• The request:
Report every line in the listing below where the string "name" shows up.

• Data provided:
= = =

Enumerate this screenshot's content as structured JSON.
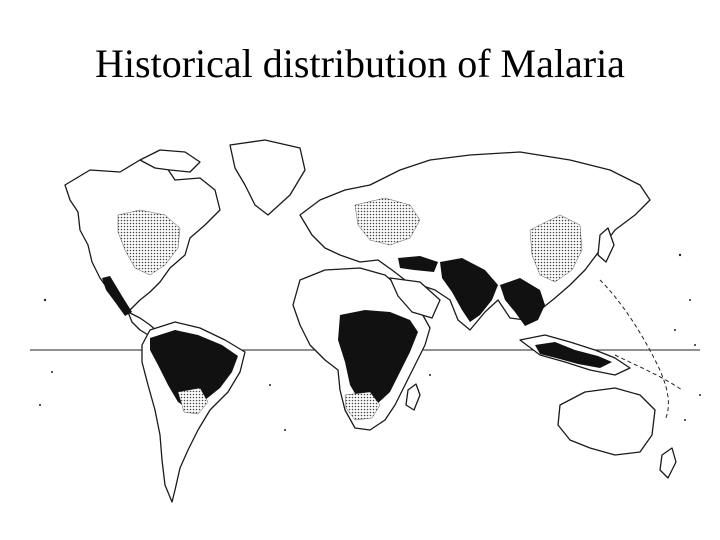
{
  "slide": {
    "title": "Historical distribution of Malaria"
  },
  "map": {
    "projection": "world map, equator line shown",
    "legend_shown": false,
    "fill_colors": {
      "high_prevalence": "#111111",
      "stippled_region": "#888888",
      "land": "#ffffff",
      "outline": "#1a1a1a"
    }
  }
}
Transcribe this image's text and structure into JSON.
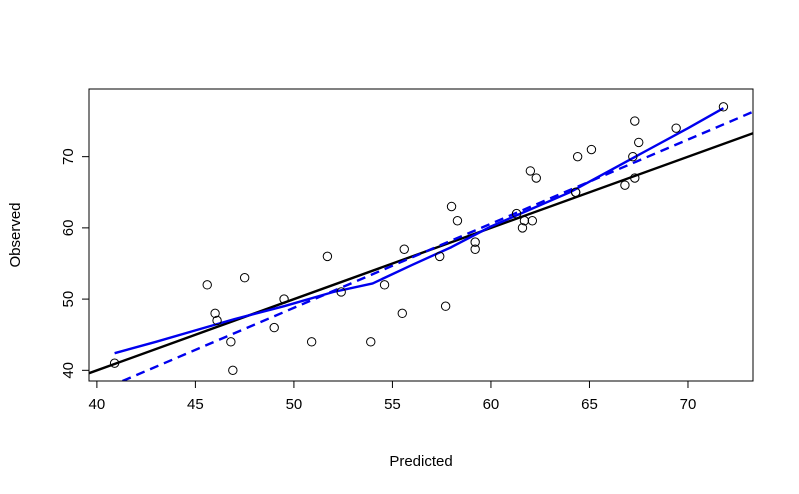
{
  "chart_data": {
    "type": "scatter",
    "title": "",
    "xlabel": "Predicted",
    "ylabel": "Observed",
    "xlim": [
      39.6,
      73.3
    ],
    "ylim": [
      38.5,
      79.5
    ],
    "x_ticks": [
      40,
      45,
      50,
      55,
      60,
      65,
      70
    ],
    "y_ticks": [
      40,
      50,
      60,
      70
    ],
    "grid": false,
    "legend": "none",
    "points": [
      {
        "x": 40.9,
        "y": 41
      },
      {
        "x": 45.6,
        "y": 52
      },
      {
        "x": 46.0,
        "y": 48
      },
      {
        "x": 46.1,
        "y": 47
      },
      {
        "x": 46.8,
        "y": 44
      },
      {
        "x": 46.9,
        "y": 40
      },
      {
        "x": 47.5,
        "y": 53
      },
      {
        "x": 49.0,
        "y": 46
      },
      {
        "x": 49.5,
        "y": 50
      },
      {
        "x": 50.9,
        "y": 44
      },
      {
        "x": 51.7,
        "y": 56
      },
      {
        "x": 52.4,
        "y": 51
      },
      {
        "x": 53.9,
        "y": 44
      },
      {
        "x": 54.6,
        "y": 52
      },
      {
        "x": 55.5,
        "y": 48
      },
      {
        "x": 55.6,
        "y": 57
      },
      {
        "x": 57.4,
        "y": 56
      },
      {
        "x": 57.7,
        "y": 49
      },
      {
        "x": 58.0,
        "y": 63
      },
      {
        "x": 58.3,
        "y": 61
      },
      {
        "x": 59.2,
        "y": 57
      },
      {
        "x": 59.2,
        "y": 58
      },
      {
        "x": 61.3,
        "y": 62
      },
      {
        "x": 61.6,
        "y": 60
      },
      {
        "x": 61.7,
        "y": 61
      },
      {
        "x": 62.0,
        "y": 68
      },
      {
        "x": 62.1,
        "y": 61
      },
      {
        "x": 62.3,
        "y": 67
      },
      {
        "x": 64.3,
        "y": 65
      },
      {
        "x": 64.3,
        "y": 65
      },
      {
        "x": 64.4,
        "y": 70
      },
      {
        "x": 65.1,
        "y": 71
      },
      {
        "x": 66.8,
        "y": 66
      },
      {
        "x": 67.2,
        "y": 70
      },
      {
        "x": 67.3,
        "y": 75
      },
      {
        "x": 67.3,
        "y": 67
      },
      {
        "x": 67.5,
        "y": 72
      },
      {
        "x": 69.4,
        "y": 74
      },
      {
        "x": 71.8,
        "y": 77
      }
    ],
    "series": [
      {
        "style": "solid",
        "color": "#000000",
        "x": [
          39.6,
          73.3
        ],
        "y": [
          39.6,
          73.3
        ]
      },
      {
        "style": "solid",
        "color": "#0000ee",
        "x": [
          40.9,
          43.0,
          45.0,
          47.0,
          49.5,
          52.0,
          54.0,
          56.0,
          58.0,
          60.0,
          62.0,
          64.0,
          66.0,
          68.0,
          70.0,
          71.8
        ],
        "y": [
          42.4,
          44.0,
          45.6,
          47.2,
          49.0,
          51.0,
          52.2,
          54.8,
          57.3,
          60.2,
          62.6,
          65.0,
          68.0,
          71.0,
          74.0,
          76.8
        ]
      },
      {
        "style": "dashed",
        "color": "#0000ee",
        "x": [
          41.3,
          73.3
        ],
        "y": [
          38.5,
          76.3
        ]
      }
    ]
  }
}
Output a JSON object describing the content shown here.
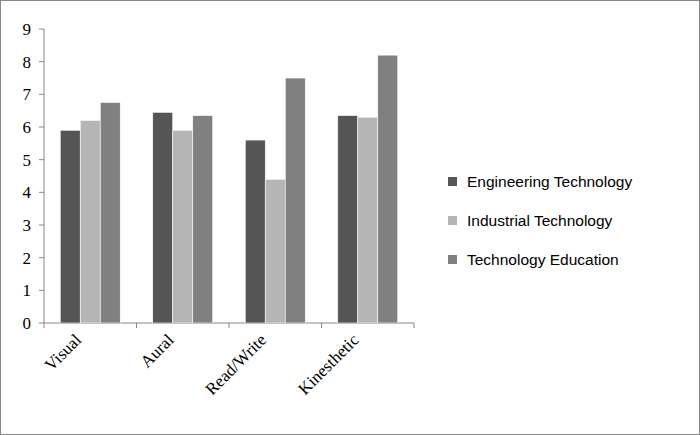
{
  "chart_data": {
    "type": "bar",
    "categories": [
      "Visual",
      "Aural",
      "Read/Write",
      "Kinesthetic"
    ],
    "series": [
      {
        "name": "Engineering Technology",
        "color": "#555555",
        "values": [
          5.9,
          6.45,
          5.6,
          6.35
        ]
      },
      {
        "name": "Industrial Technology",
        "color": "#b5b5b5",
        "values": [
          6.2,
          5.9,
          4.4,
          6.3
        ]
      },
      {
        "name": "Technology Education",
        "color": "#808080",
        "values": [
          6.75,
          6.35,
          7.5,
          8.2
        ]
      }
    ],
    "ylim": [
      0,
      9
    ],
    "yticks": [
      0,
      1,
      2,
      3,
      4,
      5,
      6,
      7,
      8,
      9
    ],
    "grid": false,
    "legend": "right"
  }
}
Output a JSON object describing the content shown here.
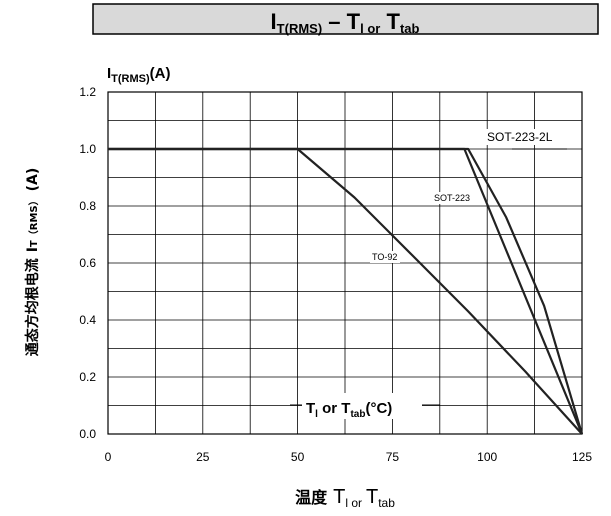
{
  "chart_data": {
    "type": "line",
    "title": {
      "main": "I",
      "main_sub": "T(RMS)",
      "dash": "–",
      "t1": "T",
      "t1_sub": "l or",
      "t2": "T",
      "t2_sub": "tab"
    },
    "y_unit_label": {
      "main": "I",
      "sub": "T(RMS)",
      "unit": "(A)"
    },
    "ylabel": {
      "cn": "通态方均根电流",
      "main": "I",
      "sub": "T（RMS）",
      "unit": "(A)"
    },
    "xlabel": {
      "cn": "温度",
      "t1": "T",
      "t1_sub": "l or",
      "t2": "T",
      "t2_sub": "tab"
    },
    "inner_label": {
      "t1": "T",
      "t1_sub": "l",
      "mid": " or T",
      "t2_sub": "tab",
      "unit": "(°C)"
    },
    "xlim": [
      0,
      125
    ],
    "ylim": [
      0,
      1.2
    ],
    "x_ticks": [
      0,
      25,
      50,
      75,
      100,
      125
    ],
    "y_ticks": [
      0.0,
      0.2,
      0.4,
      0.6,
      0.8,
      1.0,
      1.2
    ],
    "y_tick_labels": [
      "0.0",
      "0.2",
      "0.4",
      "0.6",
      "0.8",
      "1.0",
      "1.2"
    ],
    "x_minor_grid_step": 12.5,
    "y_minor_grid_step": 0.1,
    "grid": true,
    "series": [
      {
        "name": "SOT-223-2L",
        "x": [
          0,
          94,
          125
        ],
        "y": [
          1.0,
          1.0,
          0.0
        ]
      },
      {
        "name": "SOT-223",
        "x": [
          0,
          95,
          105,
          115,
          125
        ],
        "y": [
          1.0,
          1.0,
          0.76,
          0.45,
          0.0
        ]
      },
      {
        "name": "TO-92",
        "x": [
          0,
          50,
          65,
          80,
          95,
          110,
          125
        ],
        "y": [
          1.0,
          1.0,
          0.83,
          0.63,
          0.43,
          0.22,
          0.0
        ]
      }
    ]
  }
}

= = =

• Completed task:
        "name": "Engineering Technology",
        "name": "Industrial Technology",
        "name": "Technology Education",
        "name": "SOT-223-2L",
        "name": "SOT-223",
        "name": "TO-92",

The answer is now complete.